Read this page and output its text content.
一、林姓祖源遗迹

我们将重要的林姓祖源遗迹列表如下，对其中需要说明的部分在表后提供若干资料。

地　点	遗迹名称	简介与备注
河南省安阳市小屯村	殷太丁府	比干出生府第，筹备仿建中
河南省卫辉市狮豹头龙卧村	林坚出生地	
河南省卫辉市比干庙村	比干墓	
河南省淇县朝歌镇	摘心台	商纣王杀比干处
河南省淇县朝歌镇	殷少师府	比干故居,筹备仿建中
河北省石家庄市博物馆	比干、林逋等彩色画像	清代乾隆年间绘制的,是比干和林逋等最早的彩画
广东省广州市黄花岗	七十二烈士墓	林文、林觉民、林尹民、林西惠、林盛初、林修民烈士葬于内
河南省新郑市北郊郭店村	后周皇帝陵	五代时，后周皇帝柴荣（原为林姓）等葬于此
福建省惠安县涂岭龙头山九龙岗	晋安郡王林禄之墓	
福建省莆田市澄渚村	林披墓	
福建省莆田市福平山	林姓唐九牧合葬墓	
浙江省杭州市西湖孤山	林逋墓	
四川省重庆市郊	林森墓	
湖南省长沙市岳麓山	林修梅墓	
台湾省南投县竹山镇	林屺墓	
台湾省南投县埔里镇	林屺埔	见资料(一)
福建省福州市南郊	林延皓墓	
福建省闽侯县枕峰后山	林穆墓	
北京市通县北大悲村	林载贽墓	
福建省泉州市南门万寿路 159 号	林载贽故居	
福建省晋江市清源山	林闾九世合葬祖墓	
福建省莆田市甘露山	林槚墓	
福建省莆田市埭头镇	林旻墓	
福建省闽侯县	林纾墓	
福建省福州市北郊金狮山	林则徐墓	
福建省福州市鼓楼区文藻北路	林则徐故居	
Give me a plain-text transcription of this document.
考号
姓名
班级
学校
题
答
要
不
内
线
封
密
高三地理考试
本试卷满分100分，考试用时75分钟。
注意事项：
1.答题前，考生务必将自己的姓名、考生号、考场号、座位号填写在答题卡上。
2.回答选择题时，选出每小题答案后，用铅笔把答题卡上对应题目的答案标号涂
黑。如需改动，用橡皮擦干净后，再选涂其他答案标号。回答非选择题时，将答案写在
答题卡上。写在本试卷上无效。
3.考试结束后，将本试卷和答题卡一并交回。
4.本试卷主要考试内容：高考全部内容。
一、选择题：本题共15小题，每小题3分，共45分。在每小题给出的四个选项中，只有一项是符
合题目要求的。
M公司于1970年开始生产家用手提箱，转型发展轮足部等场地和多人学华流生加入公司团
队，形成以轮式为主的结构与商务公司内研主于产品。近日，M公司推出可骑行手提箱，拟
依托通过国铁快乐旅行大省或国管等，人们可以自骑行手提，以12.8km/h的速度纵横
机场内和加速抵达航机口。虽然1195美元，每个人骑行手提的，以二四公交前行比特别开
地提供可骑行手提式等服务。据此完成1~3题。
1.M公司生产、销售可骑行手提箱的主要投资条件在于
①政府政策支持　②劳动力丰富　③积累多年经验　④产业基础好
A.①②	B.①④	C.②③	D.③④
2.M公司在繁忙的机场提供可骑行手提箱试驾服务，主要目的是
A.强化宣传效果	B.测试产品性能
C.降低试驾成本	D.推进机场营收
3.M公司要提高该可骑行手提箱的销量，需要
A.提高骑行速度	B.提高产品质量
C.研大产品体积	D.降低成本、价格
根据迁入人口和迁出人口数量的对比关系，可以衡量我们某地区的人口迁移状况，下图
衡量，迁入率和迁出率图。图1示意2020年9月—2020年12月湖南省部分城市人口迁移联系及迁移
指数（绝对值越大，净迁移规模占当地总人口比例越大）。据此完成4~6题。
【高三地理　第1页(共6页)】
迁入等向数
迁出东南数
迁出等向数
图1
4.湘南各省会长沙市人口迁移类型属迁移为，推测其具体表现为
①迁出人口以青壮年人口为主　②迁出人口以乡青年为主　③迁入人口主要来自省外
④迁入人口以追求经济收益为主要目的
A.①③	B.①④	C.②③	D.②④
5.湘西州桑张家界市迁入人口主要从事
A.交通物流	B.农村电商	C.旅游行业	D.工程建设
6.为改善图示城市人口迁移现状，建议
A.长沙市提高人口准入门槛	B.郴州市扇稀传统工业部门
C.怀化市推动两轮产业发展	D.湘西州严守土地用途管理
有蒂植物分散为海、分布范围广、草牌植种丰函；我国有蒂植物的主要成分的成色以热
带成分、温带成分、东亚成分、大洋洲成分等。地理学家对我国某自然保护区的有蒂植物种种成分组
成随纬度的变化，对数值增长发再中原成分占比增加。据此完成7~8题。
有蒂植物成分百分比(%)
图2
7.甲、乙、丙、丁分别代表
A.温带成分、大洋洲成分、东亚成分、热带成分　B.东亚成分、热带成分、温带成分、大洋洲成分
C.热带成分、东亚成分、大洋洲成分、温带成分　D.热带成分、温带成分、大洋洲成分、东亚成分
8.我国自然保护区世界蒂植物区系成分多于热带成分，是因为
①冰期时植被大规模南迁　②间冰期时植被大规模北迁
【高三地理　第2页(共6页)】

::::::::

_WHAT THE TASK ASKS_
Write out the complete set of records exactly as given.

_RESPONSE_
Read this page and output its text content.
一、林姓祖源遗迹

我们将重要的林姓祖源遗迹列表如下，对其中需要说明的部分在表后提供若干资料。

地　点	遗迹名称	简介与备注
河南省安阳市小屯村	殷太丁府	比干出生府第，筹备仿建中
河南省卫辉市狮豹头龙卧村	林坚出生地	
河南省卫辉市比干庙村	比干墓	
河南省淇县朝歌镇	摘心台	商纣王杀比干处
河南省淇县朝歌镇	殷少师府	比干故居,筹备仿建中
河北省石家庄市博物馆	比干、林逋等彩色画像	清代乾隆年间绘制的,是比干和林逋等最早的彩画
广东省广州市黄花岗	七十二烈士墓	林文、林觉民、林尹民、林西惠、林盛初、林修民烈士葬于内
河南省新郑市北郊郭店村	后周皇帝陵	五代时，后周皇帝柴荣（原为林姓）等葬于此
福建省惠安县涂岭龙头山九龙岗	晋安郡王林禄之墓	
福建省莆田市澄渚村	林披墓	
福建省莆田市福平山	林姓唐九牧合葬墓	
浙江省杭州市西湖孤山	林逋墓	
四川省重庆市郊	林森墓	
湖南省长沙市岳麓山	林修梅墓	
台湾省南投县竹山镇	林屺墓	
台湾省南投县埔里镇	林屺埔	见资料(一)
福建省福州市南郊	林延皓墓	
福建省闽侯县枕峰后山	林穆墓	
北京市通县北大悲村	林载贽墓	
福建省泉州市南门万寿路 159 号	林载贽故居	
福建省晋江市清源山	林闾九世合葬祖墓	
福建省莆田市甘露山	林槚墓	
福建省莆田市埭头镇	林旻墓	
福建省闽侯县	林纾墓	
福建省福州市北郊金狮山	林则徐墓	
福建省福州市鼓楼区文藻北路	林则徐故居	
Give me a plain-text transcription of this document.
考号
姓名
班级
学校
题
答
要
不
内
线
封
密
高三地理考试
本试卷满分100分，考试用时75分钟。
注意事项：
1.答题前，考生务必将自己的姓名、考生号、考场号、座位号填写在答题卡上。
2.回答选择题时，选出每小题答案后，用铅笔把答题卡上对应题目的答案标号涂
黑。如需改动，用橡皮擦干净后，再选涂其他答案标号。回答非选择题时，将答案写在
答题卡上。写在本试卷上无效。
3.考试结束后，将本试卷和答题卡一并交回。
4.本试卷主要考试内容：高考全部内容。
一、选择题：本题共15小题，每小题3分，共45分。在每小题给出的四个选项中，只有一项是符
合题目要求的。
M公司于1970年开始生产家用手提箱，转型发展轮足部等场地和多人学华流生加入公司团
队，形成以轮式为主的结构与商务公司内研主于产品。近日，M公司推出可骑行手提箱，拟
依托通过国铁快乐旅行大省或国管等，人们可以自骑行手提，以12.8km/h的速度纵横
机场内和加速抵达航机口。虽然1195美元，每个人骑行手提的，以二四公交前行比特别开
地提供可骑行手提式等服务。据此完成1~3题。
1.M公司生产、销售可骑行手提箱的主要投资条件在于
①政府政策支持　②劳动力丰富　③积累多年经验　④产业基础好
A.①②	B.①④	C.②③	D.③④
2.M公司在繁忙的机场提供可骑行手提箱试驾服务，主要目的是
A.强化宣传效果	B.测试产品性能
C.降低试驾成本	D.推进机场营收
3.M公司要提高该可骑行手提箱的销量，需要
A.提高骑行速度	B.提高产品质量
C.研大产品体积	D.降低成本、价格
根据迁入人口和迁出人口数量的对比关系，可以衡量我们某地区的人口迁移状况，下图
衡量，迁入率和迁出率图。图1示意2020年9月—2020年12月湖南省部分城市人口迁移联系及迁移
指数（绝对值越大，净迁移规模占当地总人口比例越大）。据此完成4~6题。
【高三地理　第1页(共6页)】
迁入等向数
迁出东南数
迁出等向数
图1
4.湘南各省会长沙市人口迁移类型属迁移为，推测其具体表现为
①迁出人口以青壮年人口为主　②迁出人口以乡青年为主　③迁入人口主要来自省外
④迁入人口以追求经济收益为主要目的
A.①③	B.①④	C.②③	D.②④
5.湘西州桑张家界市迁入人口主要从事
A.交通物流	B.农村电商	C.旅游行业	D.工程建设
6.为改善图示城市人口迁移现状，建议
A.长沙市提高人口准入门槛	B.郴州市扇稀传统工业部门
C.怀化市推动两轮产业发展	D.湘西州严守土地用途管理
有蒂植物分散为海、分布范围广、草牌植种丰函；我国有蒂植物的主要成分的成色以热
带成分、温带成分、东亚成分、大洋洲成分等。地理学家对我国某自然保护区的有蒂植物种种成分组
成随纬度的变化，对数值增长发再中原成分占比增加。据此完成7~8题。
有蒂植物成分百分比(%)
图2
7.甲、乙、丙、丁分别代表
A.温带成分、大洋洲成分、东亚成分、热带成分　B.东亚成分、热带成分、温带成分、大洋洲成分
C.热带成分、东亚成分、大洋洲成分、温带成分　D.热带成分、温带成分、大洋洲成分、东亚成分
8.我国自然保护区世界蒂植物区系成分多于热带成分，是因为
①冰期时植被大规模南迁　②间冰期时植被大规模北迁
【高三地理　第2页(共6页)】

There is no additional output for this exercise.